---------- Entries supplied

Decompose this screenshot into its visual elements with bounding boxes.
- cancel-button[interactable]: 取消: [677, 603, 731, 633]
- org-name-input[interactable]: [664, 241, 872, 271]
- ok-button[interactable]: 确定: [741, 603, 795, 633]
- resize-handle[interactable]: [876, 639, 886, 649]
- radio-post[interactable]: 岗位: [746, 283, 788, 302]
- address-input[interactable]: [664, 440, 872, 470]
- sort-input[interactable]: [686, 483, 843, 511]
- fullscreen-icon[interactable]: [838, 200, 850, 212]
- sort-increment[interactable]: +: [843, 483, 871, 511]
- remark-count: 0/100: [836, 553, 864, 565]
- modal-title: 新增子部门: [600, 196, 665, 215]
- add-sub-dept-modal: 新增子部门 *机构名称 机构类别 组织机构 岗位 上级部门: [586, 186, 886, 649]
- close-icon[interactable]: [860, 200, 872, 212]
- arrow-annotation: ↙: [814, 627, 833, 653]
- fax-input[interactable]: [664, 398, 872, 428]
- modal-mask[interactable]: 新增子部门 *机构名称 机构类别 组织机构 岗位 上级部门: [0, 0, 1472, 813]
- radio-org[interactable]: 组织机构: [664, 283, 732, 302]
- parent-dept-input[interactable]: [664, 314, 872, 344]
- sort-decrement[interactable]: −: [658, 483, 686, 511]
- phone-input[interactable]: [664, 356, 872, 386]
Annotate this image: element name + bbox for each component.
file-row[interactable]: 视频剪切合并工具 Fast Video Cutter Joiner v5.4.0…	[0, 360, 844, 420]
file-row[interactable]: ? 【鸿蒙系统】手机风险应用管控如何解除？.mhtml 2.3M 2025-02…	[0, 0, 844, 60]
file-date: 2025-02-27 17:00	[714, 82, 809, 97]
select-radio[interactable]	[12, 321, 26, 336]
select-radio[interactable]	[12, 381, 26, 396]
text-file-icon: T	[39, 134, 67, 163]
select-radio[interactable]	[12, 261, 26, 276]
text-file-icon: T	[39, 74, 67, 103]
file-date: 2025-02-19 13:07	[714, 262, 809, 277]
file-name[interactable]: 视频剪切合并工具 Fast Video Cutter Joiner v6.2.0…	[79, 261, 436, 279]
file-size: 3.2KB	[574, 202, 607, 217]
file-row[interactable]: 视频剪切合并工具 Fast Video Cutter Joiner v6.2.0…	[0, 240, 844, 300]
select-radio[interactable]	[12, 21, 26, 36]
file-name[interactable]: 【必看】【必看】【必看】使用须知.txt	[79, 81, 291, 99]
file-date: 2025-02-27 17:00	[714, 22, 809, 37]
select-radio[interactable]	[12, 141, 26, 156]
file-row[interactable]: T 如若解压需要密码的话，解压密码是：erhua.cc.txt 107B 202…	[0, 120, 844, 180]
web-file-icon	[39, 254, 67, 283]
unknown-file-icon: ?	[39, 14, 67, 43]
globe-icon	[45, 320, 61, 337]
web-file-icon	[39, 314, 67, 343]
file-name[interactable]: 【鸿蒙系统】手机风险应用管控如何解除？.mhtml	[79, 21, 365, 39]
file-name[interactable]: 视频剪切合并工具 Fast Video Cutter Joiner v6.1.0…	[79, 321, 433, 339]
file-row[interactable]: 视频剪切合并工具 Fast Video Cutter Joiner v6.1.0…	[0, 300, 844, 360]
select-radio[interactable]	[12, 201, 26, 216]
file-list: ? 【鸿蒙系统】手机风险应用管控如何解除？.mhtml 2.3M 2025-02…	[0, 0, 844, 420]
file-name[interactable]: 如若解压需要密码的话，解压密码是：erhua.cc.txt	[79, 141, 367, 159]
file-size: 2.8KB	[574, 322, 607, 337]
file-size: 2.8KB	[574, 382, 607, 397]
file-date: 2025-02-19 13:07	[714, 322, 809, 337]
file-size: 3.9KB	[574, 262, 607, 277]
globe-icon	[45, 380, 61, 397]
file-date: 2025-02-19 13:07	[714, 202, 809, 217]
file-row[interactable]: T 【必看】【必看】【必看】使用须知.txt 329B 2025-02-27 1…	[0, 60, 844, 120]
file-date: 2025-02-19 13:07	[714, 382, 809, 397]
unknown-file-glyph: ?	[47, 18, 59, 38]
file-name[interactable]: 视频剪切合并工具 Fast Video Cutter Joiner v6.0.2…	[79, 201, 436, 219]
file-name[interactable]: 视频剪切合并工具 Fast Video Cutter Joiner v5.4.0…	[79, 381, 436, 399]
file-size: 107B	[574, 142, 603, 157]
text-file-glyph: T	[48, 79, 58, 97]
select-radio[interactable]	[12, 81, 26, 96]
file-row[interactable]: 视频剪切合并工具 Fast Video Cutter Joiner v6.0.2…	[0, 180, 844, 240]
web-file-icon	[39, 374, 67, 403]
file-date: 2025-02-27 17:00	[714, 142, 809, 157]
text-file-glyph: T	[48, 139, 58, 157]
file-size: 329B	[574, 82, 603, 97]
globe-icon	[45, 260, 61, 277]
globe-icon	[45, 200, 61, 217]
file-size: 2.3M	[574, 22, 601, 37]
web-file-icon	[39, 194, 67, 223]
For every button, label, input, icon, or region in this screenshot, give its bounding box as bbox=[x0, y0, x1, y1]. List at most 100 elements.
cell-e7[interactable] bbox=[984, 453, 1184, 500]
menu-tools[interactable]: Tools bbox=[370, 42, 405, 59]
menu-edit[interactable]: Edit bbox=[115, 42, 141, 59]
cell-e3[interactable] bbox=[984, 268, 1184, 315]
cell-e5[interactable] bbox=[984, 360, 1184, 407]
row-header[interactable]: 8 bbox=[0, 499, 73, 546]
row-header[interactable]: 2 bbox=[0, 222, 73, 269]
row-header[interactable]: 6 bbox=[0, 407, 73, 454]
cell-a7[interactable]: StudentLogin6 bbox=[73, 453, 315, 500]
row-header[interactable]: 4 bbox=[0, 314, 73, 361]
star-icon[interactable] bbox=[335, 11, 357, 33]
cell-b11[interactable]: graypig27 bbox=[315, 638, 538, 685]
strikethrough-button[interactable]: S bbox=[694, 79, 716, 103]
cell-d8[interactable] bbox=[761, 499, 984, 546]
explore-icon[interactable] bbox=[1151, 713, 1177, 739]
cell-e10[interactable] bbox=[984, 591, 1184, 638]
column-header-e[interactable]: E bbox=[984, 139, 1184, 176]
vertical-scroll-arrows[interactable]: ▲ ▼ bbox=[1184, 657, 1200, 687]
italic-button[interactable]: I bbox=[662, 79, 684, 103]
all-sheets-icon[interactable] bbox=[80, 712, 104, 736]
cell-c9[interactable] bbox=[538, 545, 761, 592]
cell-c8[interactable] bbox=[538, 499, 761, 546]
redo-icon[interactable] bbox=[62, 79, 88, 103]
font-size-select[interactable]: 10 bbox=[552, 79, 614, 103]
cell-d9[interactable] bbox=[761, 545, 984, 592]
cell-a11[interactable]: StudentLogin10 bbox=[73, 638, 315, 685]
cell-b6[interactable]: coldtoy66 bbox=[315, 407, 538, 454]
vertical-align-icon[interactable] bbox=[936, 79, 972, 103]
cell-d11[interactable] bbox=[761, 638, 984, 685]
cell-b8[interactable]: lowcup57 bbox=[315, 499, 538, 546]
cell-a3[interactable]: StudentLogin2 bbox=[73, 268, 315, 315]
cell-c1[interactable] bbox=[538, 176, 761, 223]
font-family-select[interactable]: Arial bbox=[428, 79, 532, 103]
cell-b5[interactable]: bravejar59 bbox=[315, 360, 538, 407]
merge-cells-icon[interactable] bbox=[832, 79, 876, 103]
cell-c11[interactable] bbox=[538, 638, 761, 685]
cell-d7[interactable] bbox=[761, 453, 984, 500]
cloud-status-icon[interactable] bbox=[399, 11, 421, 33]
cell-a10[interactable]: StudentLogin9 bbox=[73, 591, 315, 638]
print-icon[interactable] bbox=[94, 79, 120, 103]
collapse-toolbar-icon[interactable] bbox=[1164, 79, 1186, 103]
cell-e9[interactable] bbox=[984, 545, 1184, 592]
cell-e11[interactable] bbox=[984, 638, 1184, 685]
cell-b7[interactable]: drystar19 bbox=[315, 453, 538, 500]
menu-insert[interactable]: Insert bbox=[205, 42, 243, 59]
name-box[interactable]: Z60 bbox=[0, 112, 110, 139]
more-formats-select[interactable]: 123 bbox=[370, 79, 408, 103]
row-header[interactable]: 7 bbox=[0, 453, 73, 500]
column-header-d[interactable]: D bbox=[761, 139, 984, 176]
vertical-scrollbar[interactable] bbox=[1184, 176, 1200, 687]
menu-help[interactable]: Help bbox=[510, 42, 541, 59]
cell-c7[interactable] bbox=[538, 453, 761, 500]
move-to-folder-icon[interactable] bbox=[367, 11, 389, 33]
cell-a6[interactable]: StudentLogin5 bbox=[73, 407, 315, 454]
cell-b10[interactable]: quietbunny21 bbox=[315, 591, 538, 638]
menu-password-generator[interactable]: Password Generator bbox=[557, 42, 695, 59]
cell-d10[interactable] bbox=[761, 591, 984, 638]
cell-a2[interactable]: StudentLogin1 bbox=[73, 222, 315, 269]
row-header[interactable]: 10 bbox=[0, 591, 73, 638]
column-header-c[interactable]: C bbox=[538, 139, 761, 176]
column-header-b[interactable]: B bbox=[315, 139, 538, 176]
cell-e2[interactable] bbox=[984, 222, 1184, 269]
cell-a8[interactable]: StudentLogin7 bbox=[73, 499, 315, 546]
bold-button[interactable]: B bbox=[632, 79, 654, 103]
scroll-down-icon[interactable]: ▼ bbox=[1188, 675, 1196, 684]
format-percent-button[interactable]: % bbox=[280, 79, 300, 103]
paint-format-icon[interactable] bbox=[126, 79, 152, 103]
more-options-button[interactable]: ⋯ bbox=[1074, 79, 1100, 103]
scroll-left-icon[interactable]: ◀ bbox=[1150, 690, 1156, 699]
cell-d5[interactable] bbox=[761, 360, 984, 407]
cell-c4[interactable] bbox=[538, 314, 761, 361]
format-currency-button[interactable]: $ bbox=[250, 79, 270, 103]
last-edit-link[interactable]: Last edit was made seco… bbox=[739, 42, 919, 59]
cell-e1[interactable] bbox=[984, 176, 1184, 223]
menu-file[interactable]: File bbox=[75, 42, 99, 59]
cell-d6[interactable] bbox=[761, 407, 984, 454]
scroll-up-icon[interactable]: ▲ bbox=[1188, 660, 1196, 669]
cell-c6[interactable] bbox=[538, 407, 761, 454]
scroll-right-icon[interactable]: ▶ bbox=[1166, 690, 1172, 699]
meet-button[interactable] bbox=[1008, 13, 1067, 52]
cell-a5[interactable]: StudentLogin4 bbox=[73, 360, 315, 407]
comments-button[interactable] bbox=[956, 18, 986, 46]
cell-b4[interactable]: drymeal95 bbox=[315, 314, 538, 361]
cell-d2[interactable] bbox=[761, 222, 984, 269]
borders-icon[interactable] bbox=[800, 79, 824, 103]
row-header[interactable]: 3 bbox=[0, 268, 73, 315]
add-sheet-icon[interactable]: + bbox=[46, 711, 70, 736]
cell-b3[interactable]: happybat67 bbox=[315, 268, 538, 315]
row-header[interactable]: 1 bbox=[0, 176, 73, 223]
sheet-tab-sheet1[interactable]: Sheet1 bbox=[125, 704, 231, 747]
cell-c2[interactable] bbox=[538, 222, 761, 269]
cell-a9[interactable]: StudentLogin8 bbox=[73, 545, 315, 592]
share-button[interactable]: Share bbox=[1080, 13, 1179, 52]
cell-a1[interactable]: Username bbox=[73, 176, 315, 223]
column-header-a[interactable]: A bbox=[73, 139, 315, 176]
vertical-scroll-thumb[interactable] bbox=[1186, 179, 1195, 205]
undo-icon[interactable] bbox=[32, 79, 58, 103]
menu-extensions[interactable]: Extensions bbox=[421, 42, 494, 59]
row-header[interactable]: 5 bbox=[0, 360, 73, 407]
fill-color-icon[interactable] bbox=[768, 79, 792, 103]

--------------------

▶ _Short problem_:
Output the lines from the start of the records through the line containing "- resize-handle[interactable]: [876, 639, 886, 649]", both ends included, exactly as they appear.

▶ _Task result_:
Decompose this screenshot into its visual elements with bounding boxes.
- cancel-button[interactable]: 取消: [677, 603, 731, 633]
- org-name-input[interactable]: [664, 241, 872, 271]
- ok-button[interactable]: 确定: [741, 603, 795, 633]
- resize-handle[interactable]: [876, 639, 886, 649]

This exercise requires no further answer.